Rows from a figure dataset
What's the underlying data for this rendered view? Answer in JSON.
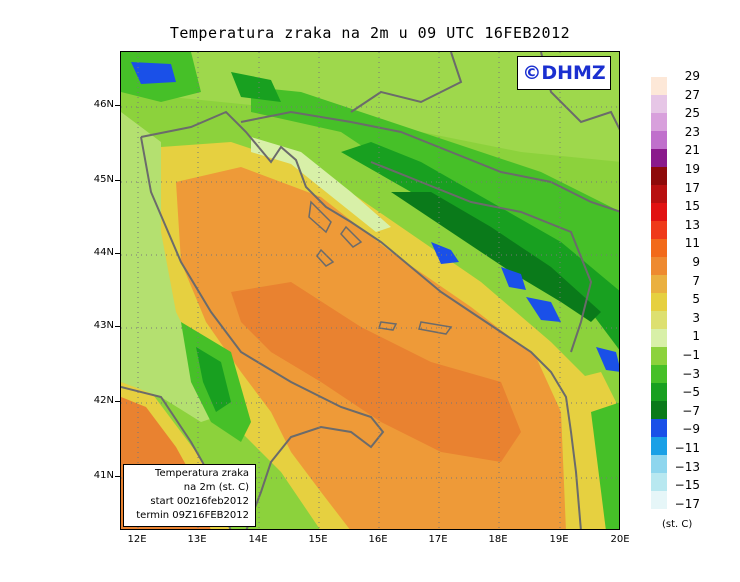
{
  "title": "Temperatura zraka na 2m u 09 UTC 16FEB2012",
  "logo": "©DHMZ",
  "info": {
    "line1": "Temperatura zraka",
    "line2": "na 2m (st. C)",
    "line3": "start 00z16feb2012",
    "line4": "termin 09Z16FEB2012"
  },
  "lat_labels": [
    "46N",
    "45N",
    "44N",
    "43N",
    "42N",
    "41N"
  ],
  "lon_labels": [
    "12E",
    "13E",
    "14E",
    "15E",
    "16E",
    "17E",
    "18E",
    "19E",
    "20E"
  ],
  "legend": {
    "labels": [
      "29",
      "27",
      "25",
      "23",
      "21",
      "19",
      "17",
      "15",
      "13",
      "11",
      "9",
      "7",
      "5",
      "3",
      "1",
      "−1",
      "−3",
      "−5",
      "−7",
      "−9",
      "−11",
      "−13",
      "−15",
      "−17"
    ],
    "colors": [
      "#fde8d8",
      "#e6c6e6",
      "#d8a0dc",
      "#c070cc",
      "#8a1a8c",
      "#8e0a0a",
      "#b81010",
      "#e11212",
      "#ef3a1a",
      "#f26a1a",
      "#ee8a30",
      "#eab040",
      "#e6d040",
      "#dde070",
      "#d8f0a8",
      "#8cd23c",
      "#46c028",
      "#18a020",
      "#0a7a1a",
      "#1a50e8",
      "#1aa0e6",
      "#8ed6ee",
      "#b8e8f0",
      "#e6f6f8"
    ],
    "unit": "(st. C)"
  }
}
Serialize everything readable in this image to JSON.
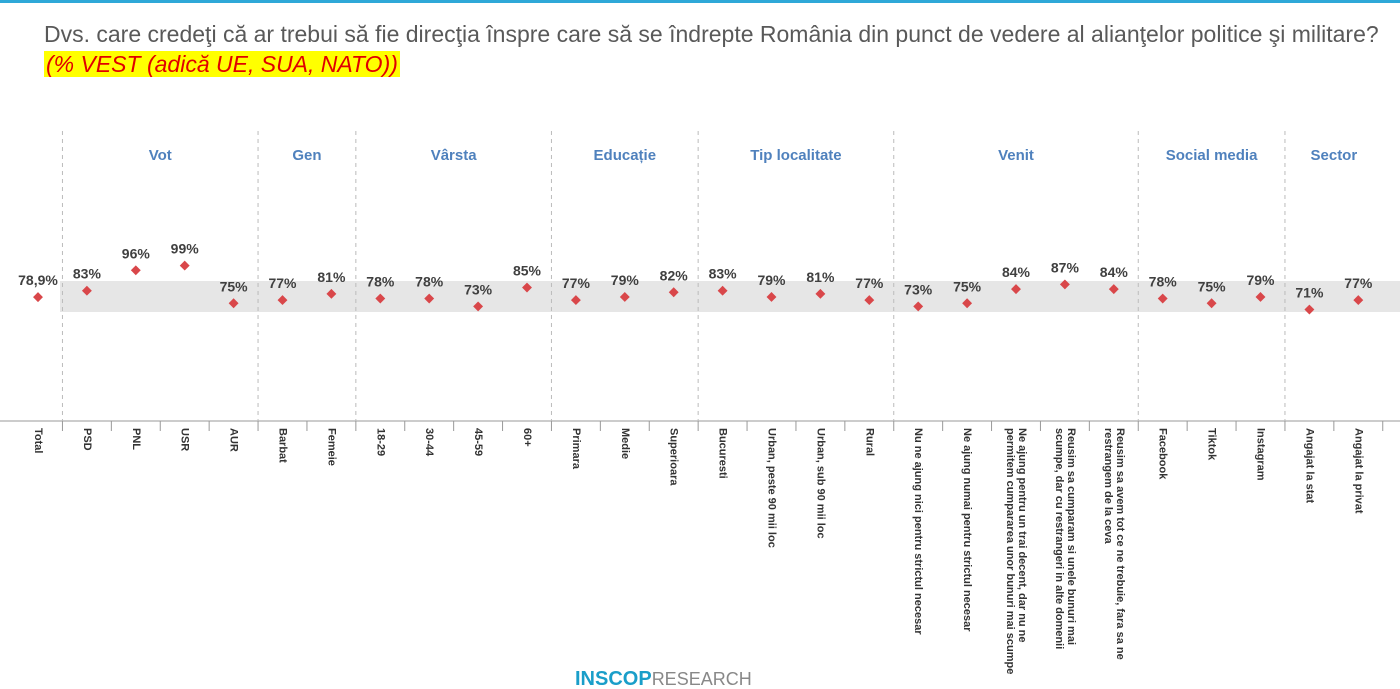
{
  "chart_data": {
    "type": "dot",
    "title": "Dvs. care credeţi că ar trebui să fie direcţia înspre care să se îndrepte România din punct de vedere al alianţelor politice şi militare?",
    "subtitle": "(% VEST (adică UE, SUA, NATO))",
    "color": "#d9474a",
    "groups": [
      {
        "name": null,
        "categories": [
          "Total"
        ],
        "values": [
          78.9
        ],
        "value_labels": [
          "78,9%"
        ]
      },
      {
        "name": "Vot",
        "categories": [
          "PSD",
          "PNL",
          "USR",
          "AUR"
        ],
        "values": [
          83,
          96,
          99,
          75
        ],
        "value_labels": [
          "83%",
          "96%",
          "99%",
          "75%"
        ]
      },
      {
        "name": "Gen",
        "categories": [
          "Barbat",
          "Femeie"
        ],
        "values": [
          77,
          81
        ],
        "value_labels": [
          "77%",
          "81%"
        ]
      },
      {
        "name": "Vârsta",
        "categories": [
          "18-29",
          "30-44",
          "45-59",
          "60+"
        ],
        "values": [
          78,
          78,
          73,
          85
        ],
        "value_labels": [
          "78%",
          "78%",
          "73%",
          "85%"
        ]
      },
      {
        "name": "Educație",
        "categories": [
          "Primara",
          "Medie",
          "Superioara"
        ],
        "values": [
          77,
          79,
          82
        ],
        "value_labels": [
          "77%",
          "79%",
          "82%"
        ]
      },
      {
        "name": "Tip localitate",
        "categories": [
          "Bucuresti",
          "Urban, peste 90 mii loc",
          "Urban, sub 90 mii loc",
          "Rural"
        ],
        "values": [
          83,
          79,
          81,
          77
        ],
        "value_labels": [
          "83%",
          "79%",
          "81%",
          "77%"
        ]
      },
      {
        "name": "Venit",
        "categories": [
          "Nu ne ajung nici pentru strictul necesar",
          "Ne ajung numai pentru strictul necesar",
          "Ne ajung pentru un trai decent, dar nu ne permitem cumpararea unor bunuri mai scumpe",
          "Reusim sa cumparam si unele bunuri mai scumpe, dar cu restrangeri in alte domenii",
          "Reusim sa avem tot ce ne trebuie, fara sa ne restrangem de la ceva"
        ],
        "values": [
          73,
          75,
          84,
          87,
          84
        ],
        "value_labels": [
          "73%",
          "75%",
          "84%",
          "87%",
          "84%"
        ]
      },
      {
        "name": "Social media",
        "categories": [
          "Facebook",
          "Tiktok",
          "Instagram"
        ],
        "values": [
          78,
          75,
          79
        ],
        "value_labels": [
          "78%",
          "75%",
          "79%"
        ]
      },
      {
        "name": "Sector",
        "categories": [
          "Angajat la stat",
          "Angajat la privat"
        ],
        "values": [
          71,
          77
        ],
        "value_labels": [
          "71%",
          "77%"
        ]
      }
    ]
  },
  "logo": "INSCOP",
  "logo_suffix": "RESEARCH"
}
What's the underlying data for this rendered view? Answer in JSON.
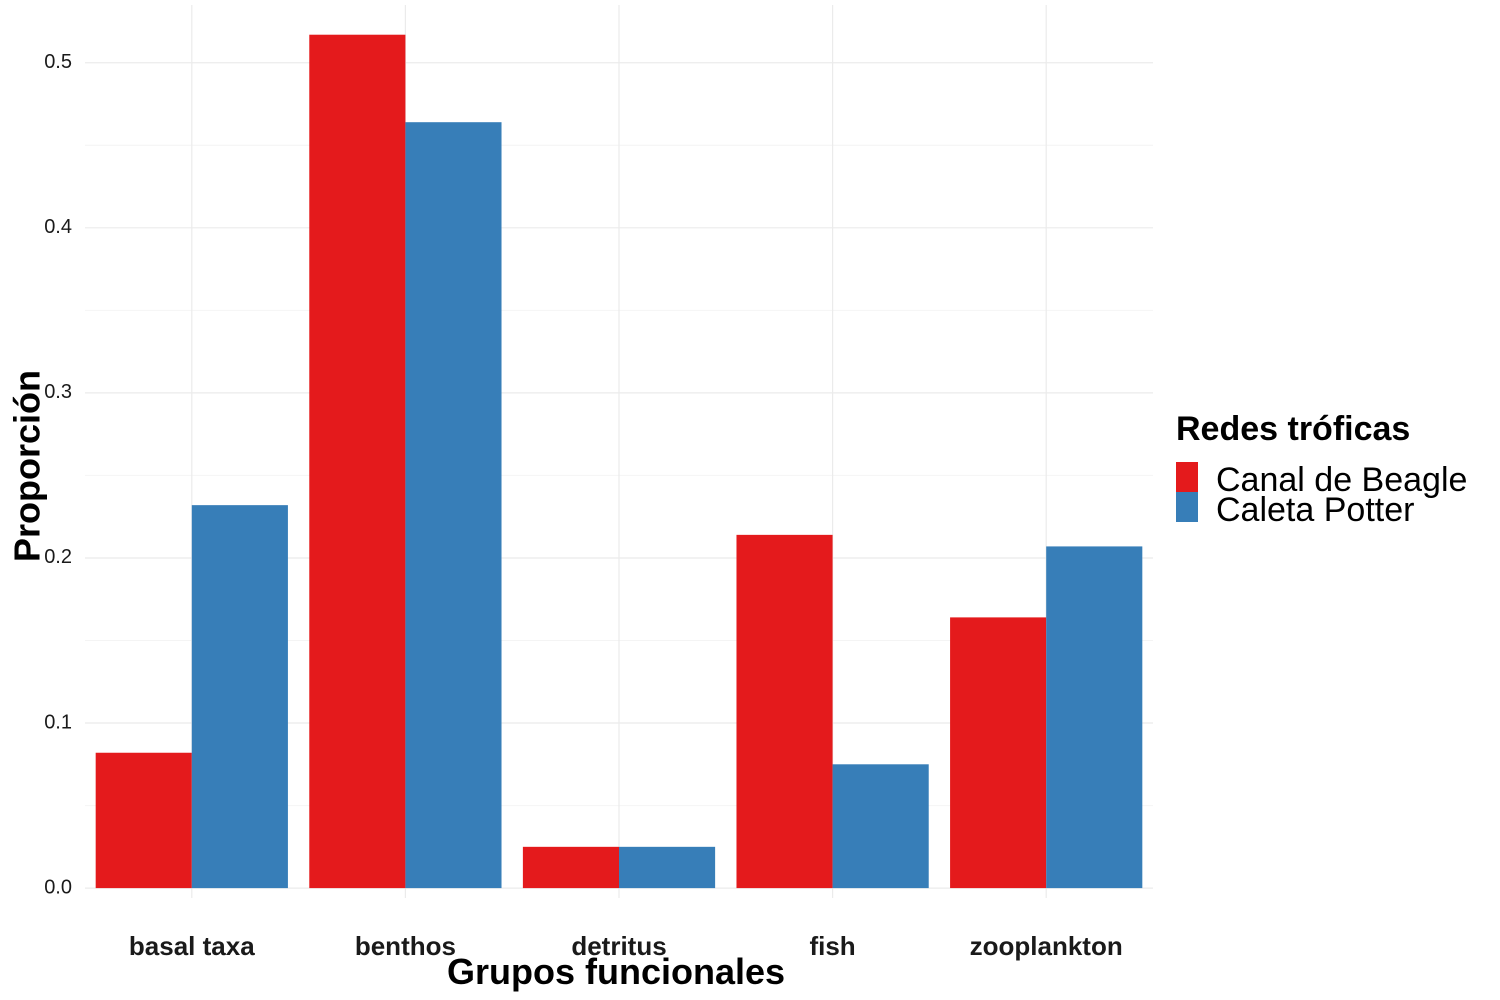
{
  "chart_data": {
    "type": "bar",
    "xlabel": "Grupos funcionales",
    "ylabel": "Proporción",
    "categories": [
      "basal taxa",
      "benthos",
      "detritus",
      "fish",
      "zooplankton"
    ],
    "series": [
      {
        "name": "Canal de Beagle",
        "color": "#e41a1c",
        "values": [
          0.082,
          0.517,
          0.025,
          0.214,
          0.164
        ]
      },
      {
        "name": "Caleta Potter",
        "color": "#377eb8",
        "values": [
          0.232,
          0.464,
          0.025,
          0.075,
          0.207
        ]
      }
    ],
    "ylim": [
      -0.006,
      0.535
    ],
    "yticks": [
      "0.0",
      "0.1",
      "0.2",
      "0.3",
      "0.4",
      "0.5"
    ],
    "grid": true,
    "legend": {
      "title": "Redes tróficas",
      "position": "right"
    }
  }
}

GIVEN REQUEST:
The listing above needs to be output again exactly. Don't include the pictures.

SOLUTION:
What's the underlying data for this rendered view? Answer in JSON.
{
  "title": "Temperatura zraka na 2m u 09 UTC 16FEB2012",
  "logo": "©DHMZ",
  "info": {
    "line1": "Temperatura zraka",
    "line2": "na 2m (st. C)",
    "line3": "start 00z16feb2012",
    "line4": "termin 09Z16FEB2012"
  },
  "lat_labels": [
    "46N",
    "45N",
    "44N",
    "43N",
    "42N",
    "41N"
  ],
  "lon_labels": [
    "12E",
    "13E",
    "14E",
    "15E",
    "16E",
    "17E",
    "18E",
    "19E",
    "20E"
  ],
  "legend": {
    "labels": [
      "29",
      "27",
      "25",
      "23",
      "21",
      "19",
      "17",
      "15",
      "13",
      "11",
      "9",
      "7",
      "5",
      "3",
      "1",
      "−1",
      "−3",
      "−5",
      "−7",
      "−9",
      "−11",
      "−13",
      "−15",
      "−17"
    ],
    "colors": [
      "#fde8d8",
      "#e6c6e6",
      "#d8a0dc",
      "#c070cc",
      "#8a1a8c",
      "#8e0a0a",
      "#b81010",
      "#e11212",
      "#ef3a1a",
      "#f26a1a",
      "#ee8a30",
      "#eab040",
      "#e6d040",
      "#dde070",
      "#d8f0a8",
      "#8cd23c",
      "#46c028",
      "#18a020",
      "#0a7a1a",
      "#1a50e8",
      "#1aa0e6",
      "#8ed6ee",
      "#b8e8f0",
      "#e6f6f8"
    ],
    "unit": "(st. C)"
  }
}
Serialize everything readable in this image to JSON.
{
  "chart_data": {
    "type": "dot",
    "title": "Dvs. care credeţi că ar trebui să fie direcţia înspre care să se îndrepte România din punct de vedere al alianţelor politice şi militare?",
    "subtitle": "(% VEST (adică UE, SUA, NATO))",
    "color": "#d9474a",
    "groups": [
      {
        "name": null,
        "categories": [
          "Total"
        ],
        "values": [
          78.9
        ],
        "value_labels": [
          "78,9%"
        ]
      },
      {
        "name": "Vot",
        "categories": [
          "PSD",
          "PNL",
          "USR",
          "AUR"
        ],
        "values": [
          83,
          96,
          99,
          75
        ],
        "value_labels": [
          "83%",
          "96%",
          "99%",
          "75%"
        ]
      },
      {
        "name": "Gen",
        "categories": [
          "Barbat",
          "Femeie"
        ],
        "values": [
          77,
          81
        ],
        "value_labels": [
          "77%",
          "81%"
        ]
      },
      {
        "name": "Vârsta",
        "categories": [
          "18-29",
          "30-44",
          "45-59",
          "60+"
        ],
        "values": [
          78,
          78,
          73,
          85
        ],
        "value_labels": [
          "78%",
          "78%",
          "73%",
          "85%"
        ]
      },
      {
        "name": "Educație",
        "categories": [
          "Primara",
          "Medie",
          "Superioara"
        ],
        "values": [
          77,
          79,
          82
        ],
        "value_labels": [
          "77%",
          "79%",
          "82%"
        ]
      },
      {
        "name": "Tip localitate",
        "categories": [
          "Bucuresti",
          "Urban, peste 90 mii loc",
          "Urban, sub 90 mii loc",
          "Rural"
        ],
        "values": [
          83,
          79,
          81,
          77
        ],
        "value_labels": [
          "83%",
          "79%",
          "81%",
          "77%"
        ]
      },
      {
        "name": "Venit",
        "categories": [
          "Nu ne ajung nici pentru strictul necesar",
          "Ne ajung numai pentru strictul necesar",
          "Ne ajung pentru un trai decent, dar nu ne permitem cumpararea unor bunuri mai scumpe",
          "Reusim sa cumparam si unele bunuri mai scumpe, dar cu restrangeri in alte domenii",
          "Reusim sa avem tot ce ne trebuie, fara sa ne restrangem de la ceva"
        ],
        "values": [
          73,
          75,
          84,
          87,
          84
        ],
        "value_labels": [
          "73%",
          "75%",
          "84%",
          "87%",
          "84%"
        ]
      },
      {
        "name": "Social media",
        "categories": [
          "Facebook",
          "Tiktok",
          "Instagram"
        ],
        "values": [
          78,
          75,
          79
        ],
        "value_labels": [
          "78%",
          "75%",
          "79%"
        ]
      },
      {
        "name": "Sector",
        "categories": [
          "Angajat la stat",
          "Angajat la privat"
        ],
        "values": [
          71,
          77
        ],
        "value_labels": [
          "71%",
          "77%"
        ]
      }
    ]
  },
  "logo": "INSCOP",
  "logo_suffix": "RESEARCH"
}
What's the underlying data for this rendered view? Answer in JSON.
{
  "chart_data": {
    "type": "bar",
    "xlabel": "Grupos funcionales",
    "ylabel": "Proporción",
    "categories": [
      "basal taxa",
      "benthos",
      "detritus",
      "fish",
      "zooplankton"
    ],
    "series": [
      {
        "name": "Canal de Beagle",
        "color": "#e41a1c",
        "values": [
          0.082,
          0.517,
          0.025,
          0.214,
          0.164
        ]
      },
      {
        "name": "Caleta Potter",
        "color": "#377eb8",
        "values": [
          0.232,
          0.464,
          0.025,
          0.075,
          0.207
        ]
      }
    ],
    "ylim": [
      -0.006,
      0.535
    ],
    "yticks": [
      "0.0",
      "0.1",
      "0.2",
      "0.3",
      "0.4",
      "0.5"
    ],
    "grid": true,
    "legend": {
      "title": "Redes tróficas",
      "position": "right"
    }
  }
}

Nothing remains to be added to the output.